[Task requirements]: Report how many lines contain "fill", with no other words.
:: Material for this task
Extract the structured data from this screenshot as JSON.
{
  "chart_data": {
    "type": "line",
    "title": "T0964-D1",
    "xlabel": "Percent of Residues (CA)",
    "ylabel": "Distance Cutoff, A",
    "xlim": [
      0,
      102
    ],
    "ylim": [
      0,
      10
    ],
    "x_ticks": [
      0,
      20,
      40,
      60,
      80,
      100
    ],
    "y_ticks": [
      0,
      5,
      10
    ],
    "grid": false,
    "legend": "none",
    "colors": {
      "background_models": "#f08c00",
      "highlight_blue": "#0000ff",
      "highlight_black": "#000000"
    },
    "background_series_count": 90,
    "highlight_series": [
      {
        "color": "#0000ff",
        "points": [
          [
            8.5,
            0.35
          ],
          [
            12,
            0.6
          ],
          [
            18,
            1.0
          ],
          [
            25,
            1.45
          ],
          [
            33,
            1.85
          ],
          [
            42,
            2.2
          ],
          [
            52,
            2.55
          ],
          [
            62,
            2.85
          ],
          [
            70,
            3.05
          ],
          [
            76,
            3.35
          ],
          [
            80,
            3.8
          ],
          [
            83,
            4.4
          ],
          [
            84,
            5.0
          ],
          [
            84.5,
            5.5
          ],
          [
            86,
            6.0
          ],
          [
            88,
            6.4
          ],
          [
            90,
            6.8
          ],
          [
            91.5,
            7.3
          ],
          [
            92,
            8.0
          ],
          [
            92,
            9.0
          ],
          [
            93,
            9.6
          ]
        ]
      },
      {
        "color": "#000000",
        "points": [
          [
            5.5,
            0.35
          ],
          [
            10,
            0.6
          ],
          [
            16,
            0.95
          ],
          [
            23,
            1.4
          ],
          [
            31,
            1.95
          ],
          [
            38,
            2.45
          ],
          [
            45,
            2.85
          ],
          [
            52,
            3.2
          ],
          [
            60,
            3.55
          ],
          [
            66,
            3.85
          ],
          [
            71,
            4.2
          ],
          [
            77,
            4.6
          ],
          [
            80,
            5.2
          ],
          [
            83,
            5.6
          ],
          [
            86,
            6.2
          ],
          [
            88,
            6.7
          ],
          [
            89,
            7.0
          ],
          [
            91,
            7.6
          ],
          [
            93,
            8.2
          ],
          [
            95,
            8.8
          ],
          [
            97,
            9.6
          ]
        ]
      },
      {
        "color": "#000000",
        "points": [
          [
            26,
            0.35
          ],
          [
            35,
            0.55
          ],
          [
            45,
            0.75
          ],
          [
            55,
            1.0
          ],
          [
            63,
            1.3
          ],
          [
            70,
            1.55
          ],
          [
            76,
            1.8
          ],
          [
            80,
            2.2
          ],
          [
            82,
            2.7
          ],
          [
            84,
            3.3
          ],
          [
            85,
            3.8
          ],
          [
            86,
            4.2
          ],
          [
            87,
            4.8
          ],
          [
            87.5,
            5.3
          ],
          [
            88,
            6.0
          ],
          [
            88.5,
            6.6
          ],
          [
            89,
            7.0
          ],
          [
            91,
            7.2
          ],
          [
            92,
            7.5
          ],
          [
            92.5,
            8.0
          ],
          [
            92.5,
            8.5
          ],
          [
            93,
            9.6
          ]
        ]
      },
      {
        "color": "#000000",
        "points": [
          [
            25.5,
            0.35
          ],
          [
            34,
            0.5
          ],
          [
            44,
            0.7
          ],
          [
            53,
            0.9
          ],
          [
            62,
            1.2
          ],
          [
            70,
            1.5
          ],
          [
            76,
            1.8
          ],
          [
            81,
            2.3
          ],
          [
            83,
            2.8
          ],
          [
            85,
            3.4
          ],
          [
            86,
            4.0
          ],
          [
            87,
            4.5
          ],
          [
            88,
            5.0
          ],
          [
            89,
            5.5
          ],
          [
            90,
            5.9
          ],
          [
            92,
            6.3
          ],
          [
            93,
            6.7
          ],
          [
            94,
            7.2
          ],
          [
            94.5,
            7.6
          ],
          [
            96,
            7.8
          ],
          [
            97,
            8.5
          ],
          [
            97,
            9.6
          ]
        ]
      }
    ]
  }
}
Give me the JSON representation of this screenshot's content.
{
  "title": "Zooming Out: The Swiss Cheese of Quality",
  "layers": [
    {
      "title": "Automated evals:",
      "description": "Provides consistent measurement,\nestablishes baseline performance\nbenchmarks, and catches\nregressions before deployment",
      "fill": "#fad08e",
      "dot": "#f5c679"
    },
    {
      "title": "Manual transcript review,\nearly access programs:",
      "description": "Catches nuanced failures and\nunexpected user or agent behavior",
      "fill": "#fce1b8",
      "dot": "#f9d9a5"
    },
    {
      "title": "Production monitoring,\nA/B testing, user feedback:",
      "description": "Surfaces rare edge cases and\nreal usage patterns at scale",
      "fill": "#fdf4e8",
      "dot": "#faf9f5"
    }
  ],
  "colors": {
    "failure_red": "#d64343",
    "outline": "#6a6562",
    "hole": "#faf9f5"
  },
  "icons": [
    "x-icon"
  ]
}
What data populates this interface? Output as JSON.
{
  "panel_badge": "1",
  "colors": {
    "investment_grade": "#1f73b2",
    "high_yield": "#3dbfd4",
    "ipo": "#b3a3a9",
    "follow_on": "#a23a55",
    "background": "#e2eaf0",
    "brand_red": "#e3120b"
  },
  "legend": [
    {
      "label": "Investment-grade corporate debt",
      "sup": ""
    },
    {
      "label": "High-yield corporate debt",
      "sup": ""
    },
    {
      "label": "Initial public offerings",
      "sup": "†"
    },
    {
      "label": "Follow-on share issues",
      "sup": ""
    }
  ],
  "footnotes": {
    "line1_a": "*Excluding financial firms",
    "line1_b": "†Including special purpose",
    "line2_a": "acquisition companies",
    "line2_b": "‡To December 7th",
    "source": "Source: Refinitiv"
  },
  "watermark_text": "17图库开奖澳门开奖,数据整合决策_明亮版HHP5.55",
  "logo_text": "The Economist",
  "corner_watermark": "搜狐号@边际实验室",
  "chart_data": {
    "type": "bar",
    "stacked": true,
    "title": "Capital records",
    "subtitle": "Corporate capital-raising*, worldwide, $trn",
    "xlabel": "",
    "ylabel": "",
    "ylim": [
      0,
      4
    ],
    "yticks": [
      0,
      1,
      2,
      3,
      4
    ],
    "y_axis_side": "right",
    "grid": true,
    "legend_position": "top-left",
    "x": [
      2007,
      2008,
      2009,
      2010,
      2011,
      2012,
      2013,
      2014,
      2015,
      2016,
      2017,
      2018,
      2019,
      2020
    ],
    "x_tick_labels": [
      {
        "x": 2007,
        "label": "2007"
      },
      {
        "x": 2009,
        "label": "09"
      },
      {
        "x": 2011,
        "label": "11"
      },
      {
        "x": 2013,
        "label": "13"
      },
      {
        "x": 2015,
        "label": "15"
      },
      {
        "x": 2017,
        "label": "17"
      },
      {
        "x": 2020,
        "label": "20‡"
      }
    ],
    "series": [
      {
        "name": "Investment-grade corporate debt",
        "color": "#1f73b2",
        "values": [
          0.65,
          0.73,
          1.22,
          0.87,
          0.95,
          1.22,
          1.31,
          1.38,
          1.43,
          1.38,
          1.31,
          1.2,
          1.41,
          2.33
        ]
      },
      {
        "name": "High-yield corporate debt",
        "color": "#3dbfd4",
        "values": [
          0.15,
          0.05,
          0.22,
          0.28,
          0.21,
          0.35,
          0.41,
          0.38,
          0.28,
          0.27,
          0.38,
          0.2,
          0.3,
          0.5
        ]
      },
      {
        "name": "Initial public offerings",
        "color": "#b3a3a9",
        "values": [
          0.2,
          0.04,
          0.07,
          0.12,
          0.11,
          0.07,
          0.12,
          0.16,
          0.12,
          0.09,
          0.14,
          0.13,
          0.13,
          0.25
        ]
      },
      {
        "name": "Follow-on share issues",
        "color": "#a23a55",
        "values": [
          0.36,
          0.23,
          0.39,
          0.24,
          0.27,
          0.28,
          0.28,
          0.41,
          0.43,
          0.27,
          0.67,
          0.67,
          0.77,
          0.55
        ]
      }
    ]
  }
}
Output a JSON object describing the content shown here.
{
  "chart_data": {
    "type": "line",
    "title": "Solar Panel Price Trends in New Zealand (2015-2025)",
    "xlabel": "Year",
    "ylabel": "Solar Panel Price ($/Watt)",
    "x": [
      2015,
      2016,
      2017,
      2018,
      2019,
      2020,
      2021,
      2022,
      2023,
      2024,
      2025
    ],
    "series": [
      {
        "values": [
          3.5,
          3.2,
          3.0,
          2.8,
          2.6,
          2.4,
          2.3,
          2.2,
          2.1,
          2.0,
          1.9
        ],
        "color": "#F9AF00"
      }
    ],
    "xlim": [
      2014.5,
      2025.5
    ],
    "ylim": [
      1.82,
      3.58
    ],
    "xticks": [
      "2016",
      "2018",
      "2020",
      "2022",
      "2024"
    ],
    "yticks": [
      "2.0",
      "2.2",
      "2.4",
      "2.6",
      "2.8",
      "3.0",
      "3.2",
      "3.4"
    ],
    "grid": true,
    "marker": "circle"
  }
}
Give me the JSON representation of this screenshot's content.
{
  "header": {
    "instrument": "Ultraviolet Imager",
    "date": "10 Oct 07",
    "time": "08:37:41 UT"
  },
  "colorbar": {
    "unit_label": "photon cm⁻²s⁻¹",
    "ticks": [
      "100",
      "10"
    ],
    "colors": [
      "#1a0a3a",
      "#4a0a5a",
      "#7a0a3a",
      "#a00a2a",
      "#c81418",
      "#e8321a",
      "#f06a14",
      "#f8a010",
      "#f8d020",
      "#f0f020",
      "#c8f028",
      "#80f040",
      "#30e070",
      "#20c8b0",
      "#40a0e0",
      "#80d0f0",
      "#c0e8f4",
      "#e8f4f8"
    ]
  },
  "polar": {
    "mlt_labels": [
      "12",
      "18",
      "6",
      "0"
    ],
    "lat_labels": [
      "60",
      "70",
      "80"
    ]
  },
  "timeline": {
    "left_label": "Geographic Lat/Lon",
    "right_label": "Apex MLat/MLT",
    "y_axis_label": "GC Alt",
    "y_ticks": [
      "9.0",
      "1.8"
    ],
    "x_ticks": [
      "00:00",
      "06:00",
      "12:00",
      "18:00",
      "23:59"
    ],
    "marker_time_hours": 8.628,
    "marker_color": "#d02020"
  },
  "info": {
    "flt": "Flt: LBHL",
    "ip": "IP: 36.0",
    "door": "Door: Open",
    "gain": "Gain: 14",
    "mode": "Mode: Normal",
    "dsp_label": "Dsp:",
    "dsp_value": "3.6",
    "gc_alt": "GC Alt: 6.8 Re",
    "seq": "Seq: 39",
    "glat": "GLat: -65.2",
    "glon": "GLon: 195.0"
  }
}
::::
[Result of this task]: 3